### Task brief:
Go through the entries below and print each one exactly, leaving out pictures.

--- start of Given data ---

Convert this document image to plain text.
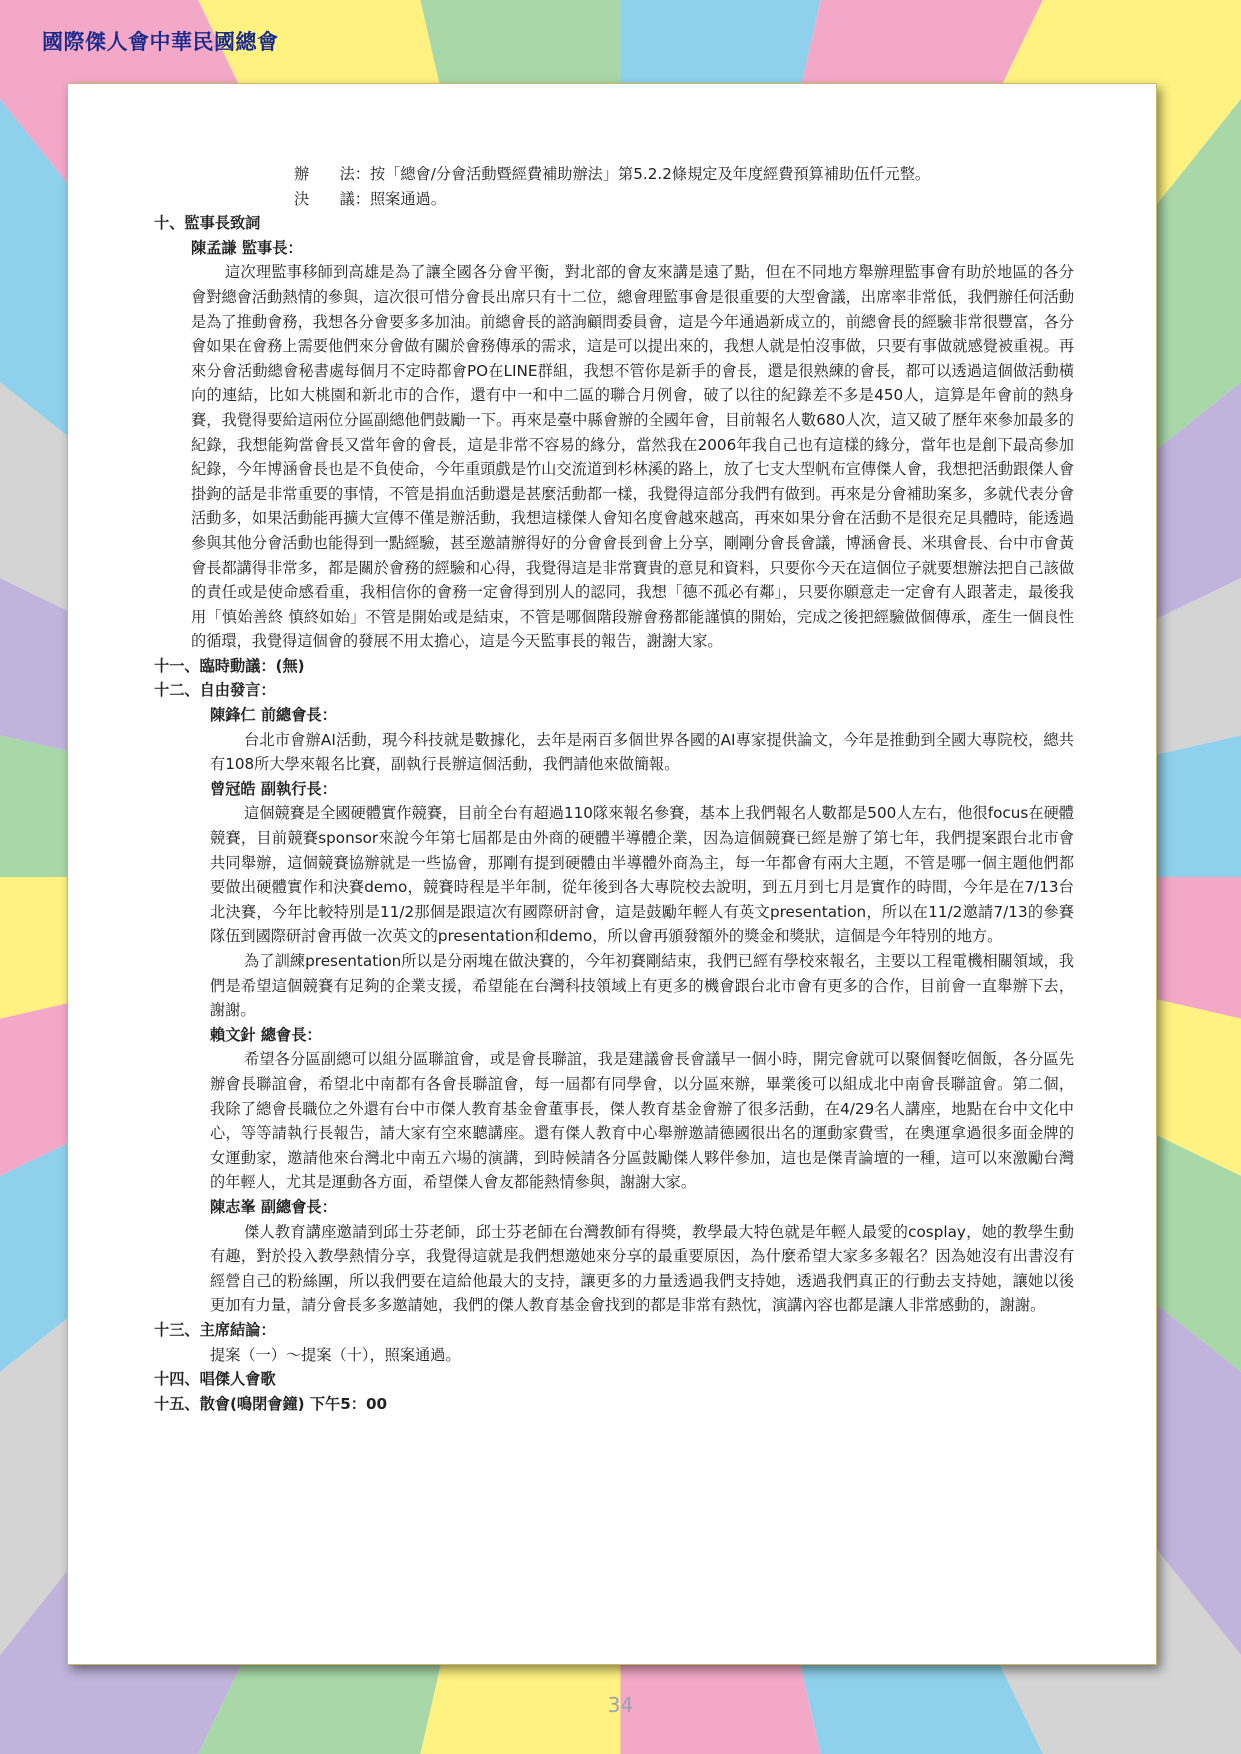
國際傑人會中華民國總會

辦　　法：按「總會/分會活動暨經費補助辦法」第5.2.2條規定及年度經費預算補助伍仟元整。

決　　議：照案通過。

十、監事長致詞

陳孟謙 監事長：

這次理監事移師到高雄是為了讓全國各分會平衡，對北部的會友來講是遠了點，但在不同地方舉辦理監事會有助於地區的各分會對總會活動熱情的參與，這次很可惜分會長出席只有十二位，總會理監事會是很重要的大型會議，出席率非常低，我們辦任何活動是為了推動會務，我想各分會要多多加油。前總會長的諮詢顧問委員會，這是今年通過新成立的，前總會長的經驗非常很豐富，各分會如果在會務上需要他們來分會做有關於會務傳承的需求，這是可以提出來的，我想人就是怕沒事做，只要有事做就感覺被重視。再來分會活動總會秘書處每個月不定時都會PO在LINE群組，我想不管你是新手的會長，還是很熟練的會長，都可以透過這個做活動橫向的連結，比如大桃園和新北市的合作，還有中一和中二區的聯合月例會，破了以往的紀錄差不多是450人，這算是年會前的熱身賽，我覺得要給這兩位分區副總他們鼓勵一下。再來是臺中縣會辦的全國年會，目前報名人數680人次，這又破了歷年來參加最多的紀錄，我想能夠當會長又當年會的會長，這是非常不容易的緣分，當然我在2006年我自己也有這樣的緣分，當年也是創下最高參加紀錄，今年博涵會長也是不負使命，今年重頭戲是竹山交流道到杉林溪的路上，放了七支大型帆布宣傳傑人會，我想把活動跟傑人會掛鉤的話是非常重要的事情，不管是捐血活動還是甚麼活動都一樣，我覺得這部分我們有做到。再來是分會補助案多，多就代表分會活動多，如果活動能再擴大宣傳不僅是辦活動，我想這樣傑人會知名度會越來越高，再來如果分會在活動不是很充足具體時，能透過參與其他分會活動也能得到一點經驗，甚至邀請辦得好的分會會長到會上分享，剛剛分會長會議，博涵會長、米琪會長、台中市會黃會長都講得非常多，都是關於會務的經驗和心得，我覺得這是非常寶貴的意見和資料，只要你今天在這個位子就要想辦法把自己該做的責任或是使命感看重，我相信你的會務一定會得到別人的認同，我想「德不孤必有鄰」，只要你願意走一定會有人跟著走，最後我用「慎始善終 慎終如始」不管是開始或是結束，不管是哪個階段辦會務都能謹慎的開始，完成之後把經驗做個傳承，產生一個良性的循環，我覺得這個會的發展不用太擔心，這是今天監事長的報告，謝謝大家。

十一、臨時動議：(無)

十二、自由發言：

陳鋒仁 前總會長：

台北市會辦AI活動，現今科技就是數據化，去年是兩百多個世界各國的AI專家提供論文，今年是推動到全國大專院校，總共有108所大學來報名比賽，副執行長辦這個活動，我們請他來做簡報。

曾冠皓 副執行長：

這個競賽是全國硬體實作競賽，目前全台有超過110隊來報名參賽，基本上我們報名人數都是500人左右，他很focus在硬體競賽，目前競賽sponsor來說今年第七屆都是由外商的硬體半導體企業，因為這個競賽已經是辦了第七年，我們提案跟台北市會共同舉辦，這個競賽協辦就是一些協會，那剛有提到硬體由半導體外商為主，每一年都會有兩大主題，不管是哪一個主題他們都要做出硬體實作和決賽demo，競賽時程是半年制，從年後到各大專院校去說明，到五月到七月是實作的時間，今年是在7/13台北決賽，今年比較特別是11/2那個是跟這次有國際研討會，這是鼓勵年輕人有英文presentation，所以在11/2邀請7/13的參賽隊伍到國際研討會再做一次英文的presentation和demo，所以會再頒發額外的獎金和獎狀，這個是今年特別的地方。

為了訓練presentation所以是分兩塊在做決賽的，今年初賽剛結束，我們已經有學校來報名，主要以工程電機相關領域，我們是希望這個競賽有足夠的企業支援，希望能在台灣科技領域上有更多的機會跟台北市會有更多的合作，目前會一直舉辦下去，謝謝。

賴文針 總會長：

希望各分區副總可以組分區聯誼會，或是會長聯誼，我是建議會長會議早一個小時，開完會就可以聚個餐吃個飯，各分區先辦會長聯誼會，希望北中南都有各會長聯誼會，每一屆都有同學會，以分區來辦，畢業後可以組成北中南會長聯誼會。第二個，我除了總會長職位之外還有台中市傑人教育基金會董事長，傑人教育基金會辦了很多活動，在4/29名人講座，地點在台中文化中心，等等請執行長報告，請大家有空來聽講座。還有傑人教育中心舉辦邀請德國很出名的運動家費雪，在奧運拿過很多面金牌的女運動家，邀請他來台灣北中南五六場的演講，到時候請各分區鼓勵傑人夥伴參加，這也是傑青論壇的一種，這可以來激勵台灣的年輕人，尤其是運動各方面，希望傑人會友都能熱情參與，謝謝大家。

陳志峯 副總會長：

傑人教育講座邀請到邱士芬老師，邱士芬老師在台灣教師有得獎，教學最大特色就是年輕人最愛的cosplay，她的教學生動有趣，對於投入教學熱情分享，我覺得這就是我們想邀她來分享的最重要原因，為什麼希望大家多多報名？因為她沒有出書沒有經營自己的粉絲團，所以我們要在這給他最大的支持，讓更多的力量透過我們支持她，透過我們真正的行動去支持她，讓她以後更加有力量，請分會長多多邀請她，我們的傑人教育基金會找到的都是非常有熱忱，演講內容也都是讓人非常感動的，謝謝。

十三、主席結論：

提案（一）～提案（十），照案通過。

十四、唱傑人會歌

十五、散會(鳴閉會鐘) 下午5：00

34
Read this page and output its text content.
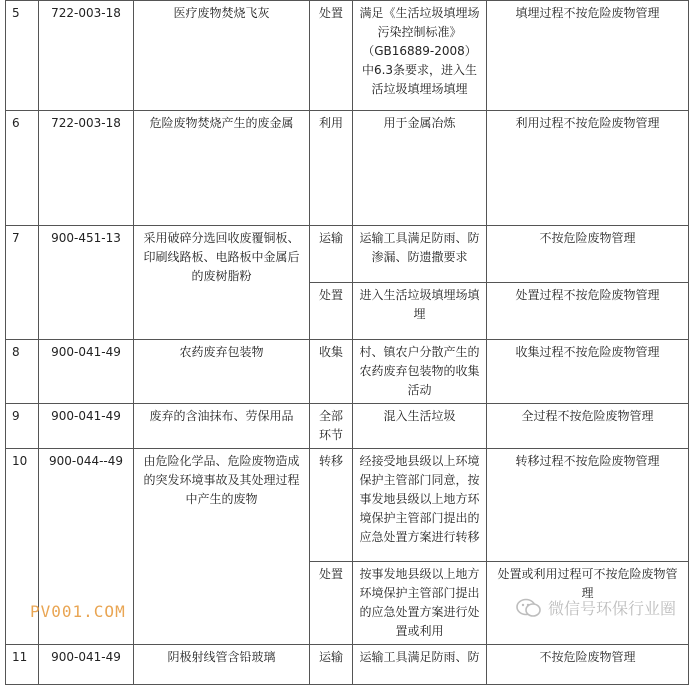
5	722-003-18	医疗废物焚烧飞灰	处置	满足《生活垃圾填埋场污染控制标准》（GB16889-2008）中6.3条要求，进入生活垃圾填埋场填埋	填埋过程不按危险废物管理
6	722-003-18	危险废物焚烧产生的废金属	利用	用于金属冶炼	利用过程不按危险废物管理
7	900-451-13	采用破碎分选回收废覆铜板、印刷线路板、电路板中金属后的废树脂粉	运输	运输工具满足防雨、防渗漏、防遗撒要求	不按危险废物管理
			处置	进入生活垃圾填埋场填埋	处置过程不按危险废物管理
8	900-041-49	农药废弃包装物	收集	村、镇农户分散产生的农药废弃包装物的收集活动	收集过程不按危险废物管理
9	900-041-49	废弃的含油抹布、劳保用品	全部环节	混入生活垃圾	全过程不按危险废物管理
10	900-044--49	由危险化学品、危险废物造成的突发环境事故及其处理过程中产生的废物	转移	经接受地县级以上环境保护主管部门同意，按事发地县级以上地方环境保护主管部门提出的应急处置方案进行转移	转移过程不按危险废物管理
			处置	按事发地县级以上地方环境保护主管部门提出的应急处置方案进行处置或利用	处置或利用过程可不按危险废物管理
11	900-041-49	阴极射线管含铅玻璃	运输	运输工具满足防雨、防	不按危险废物管理
PV001.COM	微信号环保行业圈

--- end of Given data ---

### Output below:
Convert this document image to plain text.
國際傑人會中華民國總會

辦　　法：按「總會/分會活動暨經費補助辦法」第5.2.2條規定及年度經費預算補助伍仟元整。

決　　議：照案通過。

十、監事長致詞

陳孟謙 監事長：

這次理監事移師到高雄是為了讓全國各分會平衡，對北部的會友來講是遠了點，但在不同地方舉辦理監事會有助於地區的各分會對總會活動熱情的參與，這次很可惜分會長出席只有十二位，總會理監事會是很重要的大型會議，出席率非常低，我們辦任何活動是為了推動會務，我想各分會要多多加油。前總會長的諮詢顧問委員會，這是今年通過新成立的，前總會長的經驗非常很豐富，各分會如果在會務上需要他們來分會做有關於會務傳承的需求，這是可以提出來的，我想人就是怕沒事做，只要有事做就感覺被重視。再來分會活動總會秘書處每個月不定時都會PO在LINE群組，我想不管你是新手的會長，還是很熟練的會長，都可以透過這個做活動橫向的連結，比如大桃園和新北市的合作，還有中一和中二區的聯合月例會，破了以往的紀錄差不多是450人，這算是年會前的熱身賽，我覺得要給這兩位分區副總他們鼓勵一下。再來是臺中縣會辦的全國年會，目前報名人數680人次，這又破了歷年來參加最多的紀錄，我想能夠當會長又當年會的會長，這是非常不容易的緣分，當然我在2006年我自己也有這樣的緣分，當年也是創下最高參加紀錄，今年博涵會長也是不負使命，今年重頭戲是竹山交流道到杉林溪的路上，放了七支大型帆布宣傳傑人會，我想把活動跟傑人會掛鉤的話是非常重要的事情，不管是捐血活動還是甚麼活動都一樣，我覺得這部分我們有做到。再來是分會補助案多，多就代表分會活動多，如果活動能再擴大宣傳不僅是辦活動，我想這樣傑人會知名度會越來越高，再來如果分會在活動不是很充足具體時，能透過參與其他分會活動也能得到一點經驗，甚至邀請辦得好的分會會長到會上分享，剛剛分會長會議，博涵會長、米琪會長、台中市會黃會長都講得非常多，都是關於會務的經驗和心得，我覺得這是非常寶貴的意見和資料，只要你今天在這個位子就要想辦法把自己該做的責任或是使命感看重，我相信你的會務一定會得到別人的認同，我想「德不孤必有鄰」，只要你願意走一定會有人跟著走，最後我用「慎始善終 慎終如始」不管是開始或是結束，不管是哪個階段辦會務都能謹慎的開始，完成之後把經驗做個傳承，產生一個良性的循環，我覺得這個會的發展不用太擔心，這是今天監事長的報告，謝謝大家。

十一、臨時動議：(無)

十二、自由發言：

陳鋒仁 前總會長：

台北市會辦AI活動，現今科技就是數據化，去年是兩百多個世界各國的AI專家提供論文，今年是推動到全國大專院校，總共有108所大學來報名比賽，副執行長辦這個活動，我們請他來做簡報。

曾冠皓 副執行長：

這個競賽是全國硬體實作競賽，目前全台有超過110隊來報名參賽，基本上我們報名人數都是500人左右，他很focus在硬體競賽，目前競賽sponsor來說今年第七屆都是由外商的硬體半導體企業，因為這個競賽已經是辦了第七年，我們提案跟台北市會共同舉辦，這個競賽協辦就是一些協會，那剛有提到硬體由半導體外商為主，每一年都會有兩大主題，不管是哪一個主題他們都要做出硬體實作和決賽demo，競賽時程是半年制，從年後到各大專院校去說明，到五月到七月是實作的時間，今年是在7/13台北決賽，今年比較特別是11/2那個是跟這次有國際研討會，這是鼓勵年輕人有英文presentation，所以在11/2邀請7/13的參賽隊伍到國際研討會再做一次英文的presentation和demo，所以會再頒發額外的獎金和獎狀，這個是今年特別的地方。

為了訓練presentation所以是分兩塊在做決賽的，今年初賽剛結束，我們已經有學校來報名，主要以工程電機相關領域，我們是希望這個競賽有足夠的企業支援，希望能在台灣科技領域上有更多的機會跟台北市會有更多的合作，目前會一直舉辦下去，謝謝。

賴文針 總會長：

希望各分區副總可以組分區聯誼會，或是會長聯誼，我是建議會長會議早一個小時，開完會就可以聚個餐吃個飯，各分區先辦會長聯誼會，希望北中南都有各會長聯誼會，每一屆都有同學會，以分區來辦，畢業後可以組成北中南會長聯誼會。第二個，我除了總會長職位之外還有台中市傑人教育基金會董事長，傑人教育基金會辦了很多活動，在4/29名人講座，地點在台中文化中心，等等請執行長報告，請大家有空來聽講座。還有傑人教育中心舉辦邀請德國很出名的運動家費雪，在奧運拿過很多面金牌的女運動家，邀請他來台灣北中南五六場的演講，到時候請各分區鼓勵傑人夥伴參加，這也是傑青論壇的一種，這可以來激勵台灣的年輕人，尤其是運動各方面，希望傑人會友都能熱情參與，謝謝大家。

陳志峯 副總會長：

傑人教育講座邀請到邱士芬老師，邱士芬老師在台灣教師有得獎，教學最大特色就是年輕人最愛的cosplay，她的教學生動有趣，對於投入教學熱情分享，我覺得這就是我們想邀她來分享的最重要原因，為什麼希望大家多多報名？因為她沒有出書沒有經營自己的粉絲團，所以我們要在這給他最大的支持，讓更多的力量透過我們支持她，透過我們真正的行動去支持她，讓她以後更加有力量，請分會長多多邀請她，我們的傑人教育基金會找到的都是非常有熱忱，演講內容也都是讓人非常感動的，謝謝。

十三、主席結論：

提案（一）～提案（十），照案通過。

十四、唱傑人會歌

十五、散會(鳴閉會鐘) 下午5：00

34
Read this page and output its text content.
5	722-003-18	医疗废物焚烧飞灰	处置	满足《生活垃圾填埋场污染控制标准》（GB16889-2008）中6.3条要求，进入生活垃圾填埋场填埋	填埋过程不按危险废物管理
6	722-003-18	危险废物焚烧产生的废金属	利用	用于金属冶炼	利用过程不按危险废物管理
7	900-451-13	采用破碎分选回收废覆铜板、印刷线路板、电路板中金属后的废树脂粉	运输	运输工具满足防雨、防渗漏、防遗撒要求	不按危险废物管理
			处置	进入生活垃圾填埋场填埋	处置过程不按危险废物管理
8	900-041-49	农药废弃包装物	收集	村、镇农户分散产生的农药废弃包装物的收集活动	收集过程不按危险废物管理
9	900-041-49	废弃的含油抹布、劳保用品	全部环节	混入生活垃圾	全过程不按危险废物管理
10	900-044--49	由危险化学品、危险废物造成的突发环境事故及其处理过程中产生的废物	转移	经接受地县级以上环境保护主管部门同意，按事发地县级以上地方环境保护主管部门提出的应急处置方案进行转移	转移过程不按危险废物管理
			处置	按事发地县级以上地方环境保护主管部门提出的应急处置方案进行处置或利用	处置或利用过程可不按危险废物管理
11	900-041-49	阴极射线管含铅玻璃	运输	运输工具满足防雨、防	不按危险废物管理
PV001.COM	微信号环保行业圈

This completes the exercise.